Stored dataset items
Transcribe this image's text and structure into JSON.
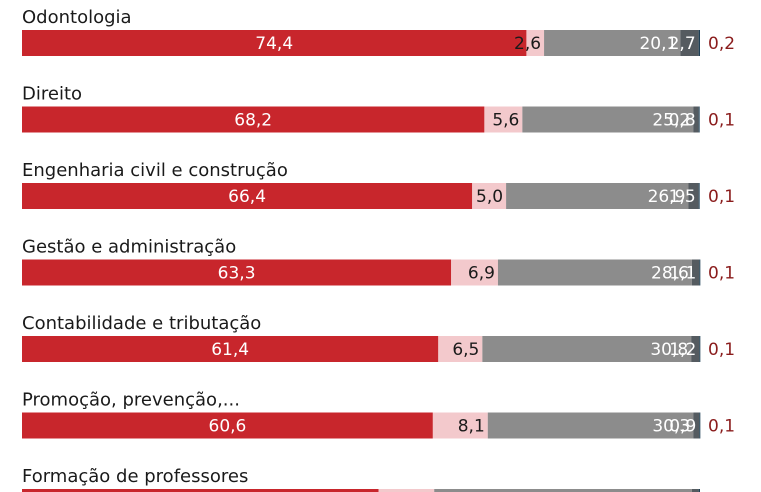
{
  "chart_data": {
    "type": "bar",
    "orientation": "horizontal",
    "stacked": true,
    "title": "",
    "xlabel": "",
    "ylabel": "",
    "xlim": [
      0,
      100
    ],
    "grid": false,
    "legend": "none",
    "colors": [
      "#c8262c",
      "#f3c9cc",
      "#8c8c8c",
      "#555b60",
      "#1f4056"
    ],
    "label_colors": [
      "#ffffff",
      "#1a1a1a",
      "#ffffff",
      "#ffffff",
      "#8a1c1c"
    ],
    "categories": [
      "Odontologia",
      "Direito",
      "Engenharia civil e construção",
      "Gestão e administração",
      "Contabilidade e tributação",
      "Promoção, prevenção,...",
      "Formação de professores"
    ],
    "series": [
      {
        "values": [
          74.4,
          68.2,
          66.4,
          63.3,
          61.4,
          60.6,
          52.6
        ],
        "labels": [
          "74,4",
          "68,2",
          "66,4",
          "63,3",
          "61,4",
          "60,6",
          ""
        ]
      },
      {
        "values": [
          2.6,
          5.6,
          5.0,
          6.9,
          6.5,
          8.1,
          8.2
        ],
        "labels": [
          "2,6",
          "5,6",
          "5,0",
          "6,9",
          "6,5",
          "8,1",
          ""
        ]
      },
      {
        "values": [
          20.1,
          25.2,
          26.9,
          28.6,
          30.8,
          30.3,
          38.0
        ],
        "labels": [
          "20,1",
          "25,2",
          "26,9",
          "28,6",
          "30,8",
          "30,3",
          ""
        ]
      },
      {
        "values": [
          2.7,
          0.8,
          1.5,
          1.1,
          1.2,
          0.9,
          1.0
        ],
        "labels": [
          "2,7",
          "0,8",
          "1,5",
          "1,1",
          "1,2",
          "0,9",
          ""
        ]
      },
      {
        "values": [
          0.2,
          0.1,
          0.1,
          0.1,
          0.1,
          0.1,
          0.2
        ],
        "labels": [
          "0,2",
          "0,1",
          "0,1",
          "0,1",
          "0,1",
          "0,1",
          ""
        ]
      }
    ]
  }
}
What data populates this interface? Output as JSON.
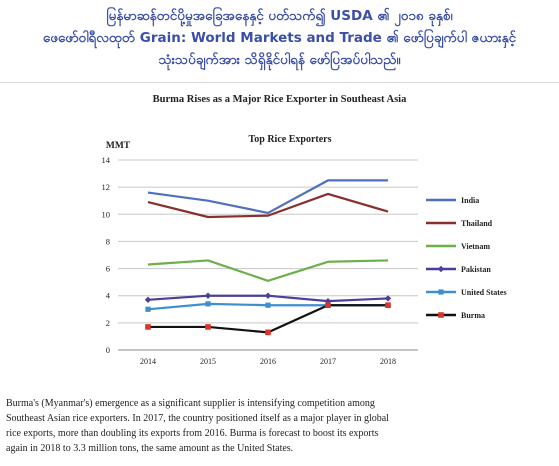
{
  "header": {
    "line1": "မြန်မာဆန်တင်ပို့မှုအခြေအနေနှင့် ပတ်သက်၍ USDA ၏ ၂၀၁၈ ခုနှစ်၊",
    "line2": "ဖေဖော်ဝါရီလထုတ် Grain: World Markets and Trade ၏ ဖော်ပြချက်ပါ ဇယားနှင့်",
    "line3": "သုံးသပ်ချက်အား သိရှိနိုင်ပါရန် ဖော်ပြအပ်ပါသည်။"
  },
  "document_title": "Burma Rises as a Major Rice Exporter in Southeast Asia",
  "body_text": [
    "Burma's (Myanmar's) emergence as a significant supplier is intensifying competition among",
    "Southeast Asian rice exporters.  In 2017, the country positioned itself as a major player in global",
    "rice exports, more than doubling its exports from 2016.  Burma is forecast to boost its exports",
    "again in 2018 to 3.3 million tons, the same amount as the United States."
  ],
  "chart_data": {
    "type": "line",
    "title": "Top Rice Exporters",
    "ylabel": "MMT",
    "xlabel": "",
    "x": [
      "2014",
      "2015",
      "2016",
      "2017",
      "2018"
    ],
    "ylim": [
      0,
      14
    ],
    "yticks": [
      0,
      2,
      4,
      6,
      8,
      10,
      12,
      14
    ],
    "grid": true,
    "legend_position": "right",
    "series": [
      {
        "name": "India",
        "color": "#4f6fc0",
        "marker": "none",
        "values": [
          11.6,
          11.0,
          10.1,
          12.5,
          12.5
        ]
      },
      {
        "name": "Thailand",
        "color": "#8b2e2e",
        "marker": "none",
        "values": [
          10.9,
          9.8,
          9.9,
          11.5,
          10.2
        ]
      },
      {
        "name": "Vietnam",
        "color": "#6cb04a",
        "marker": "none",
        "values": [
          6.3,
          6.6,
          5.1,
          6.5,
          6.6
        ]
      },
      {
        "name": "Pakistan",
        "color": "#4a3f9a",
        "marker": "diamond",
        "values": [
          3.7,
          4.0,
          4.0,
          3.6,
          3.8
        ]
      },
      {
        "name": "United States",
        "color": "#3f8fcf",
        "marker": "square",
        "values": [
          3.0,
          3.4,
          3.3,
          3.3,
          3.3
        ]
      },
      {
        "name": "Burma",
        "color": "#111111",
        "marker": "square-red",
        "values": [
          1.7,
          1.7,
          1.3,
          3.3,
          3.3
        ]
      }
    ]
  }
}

[Your task]: Make an exact copy of all entries above, dropping the images.

[Answer to this exercise]:
Transcribe this image's text and structure into JSON.
{
  "chart_data": {
    "type": "bar",
    "orientation": "horizontal",
    "stacked": true,
    "title": "",
    "xlabel": "",
    "ylabel": "",
    "xlim": [
      0,
      100
    ],
    "grid": false,
    "legend": "none",
    "colors": [
      "#c8262c",
      "#f3c9cc",
      "#8c8c8c",
      "#555b60",
      "#1f4056"
    ],
    "label_colors": [
      "#ffffff",
      "#1a1a1a",
      "#ffffff",
      "#ffffff",
      "#8a1c1c"
    ],
    "categories": [
      "Odontologia",
      "Direito",
      "Engenharia civil e construção",
      "Gestão e administração",
      "Contabilidade e tributação",
      "Promoção, prevenção,...",
      "Formação de professores"
    ],
    "series": [
      {
        "values": [
          74.4,
          68.2,
          66.4,
          63.3,
          61.4,
          60.6,
          52.6
        ],
        "labels": [
          "74,4",
          "68,2",
          "66,4",
          "63,3",
          "61,4",
          "60,6",
          ""
        ]
      },
      {
        "values": [
          2.6,
          5.6,
          5.0,
          6.9,
          6.5,
          8.1,
          8.2
        ],
        "labels": [
          "2,6",
          "5,6",
          "5,0",
          "6,9",
          "6,5",
          "8,1",
          ""
        ]
      },
      {
        "values": [
          20.1,
          25.2,
          26.9,
          28.6,
          30.8,
          30.3,
          38.0
        ],
        "labels": [
          "20,1",
          "25,2",
          "26,9",
          "28,6",
          "30,8",
          "30,3",
          ""
        ]
      },
      {
        "values": [
          2.7,
          0.8,
          1.5,
          1.1,
          1.2,
          0.9,
          1.0
        ],
        "labels": [
          "2,7",
          "0,8",
          "1,5",
          "1,1",
          "1,2",
          "0,9",
          ""
        ]
      },
      {
        "values": [
          0.2,
          0.1,
          0.1,
          0.1,
          0.1,
          0.1,
          0.2
        ],
        "labels": [
          "0,2",
          "0,1",
          "0,1",
          "0,1",
          "0,1",
          "0,1",
          ""
        ]
      }
    ]
  }
}
What data populates this interface? Output as JSON.
{
  "header": {
    "line1": "မြန်မာဆန်တင်ပို့မှုအခြေအနေနှင့် ပတ်သက်၍ USDA ၏ ၂၀၁၈ ခုနှစ်၊",
    "line2": "ဖေဖော်ဝါရီလထုတ် Grain: World Markets and Trade ၏ ဖော်ပြချက်ပါ ဇယားနှင့်",
    "line3": "သုံးသပ်ချက်အား သိရှိနိုင်ပါရန် ဖော်ပြအပ်ပါသည်။"
  },
  "document_title": "Burma Rises as a Major Rice Exporter in Southeast Asia",
  "body_text": [
    "Burma's (Myanmar's) emergence as a significant supplier is intensifying competition among",
    "Southeast Asian rice exporters.  In 2017, the country positioned itself as a major player in global",
    "rice exports, more than doubling its exports from 2016.  Burma is forecast to boost its exports",
    "again in 2018 to 3.3 million tons, the same amount as the United States."
  ],
  "chart_data": {
    "type": "line",
    "title": "Top Rice Exporters",
    "ylabel": "MMT",
    "xlabel": "",
    "x": [
      "2014",
      "2015",
      "2016",
      "2017",
      "2018"
    ],
    "ylim": [
      0,
      14
    ],
    "yticks": [
      0,
      2,
      4,
      6,
      8,
      10,
      12,
      14
    ],
    "grid": true,
    "legend_position": "right",
    "series": [
      {
        "name": "India",
        "color": "#4f6fc0",
        "marker": "none",
        "values": [
          11.6,
          11.0,
          10.1,
          12.5,
          12.5
        ]
      },
      {
        "name": "Thailand",
        "color": "#8b2e2e",
        "marker": "none",
        "values": [
          10.9,
          9.8,
          9.9,
          11.5,
          10.2
        ]
      },
      {
        "name": "Vietnam",
        "color": "#6cb04a",
        "marker": "none",
        "values": [
          6.3,
          6.6,
          5.1,
          6.5,
          6.6
        ]
      },
      {
        "name": "Pakistan",
        "color": "#4a3f9a",
        "marker": "diamond",
        "values": [
          3.7,
          4.0,
          4.0,
          3.6,
          3.8
        ]
      },
      {
        "name": "United States",
        "color": "#3f8fcf",
        "marker": "square",
        "values": [
          3.0,
          3.4,
          3.3,
          3.3,
          3.3
        ]
      },
      {
        "name": "Burma",
        "color": "#111111",
        "marker": "square-red",
        "values": [
          1.7,
          1.7,
          1.3,
          3.3,
          3.3
        ]
      }
    ]
  }
}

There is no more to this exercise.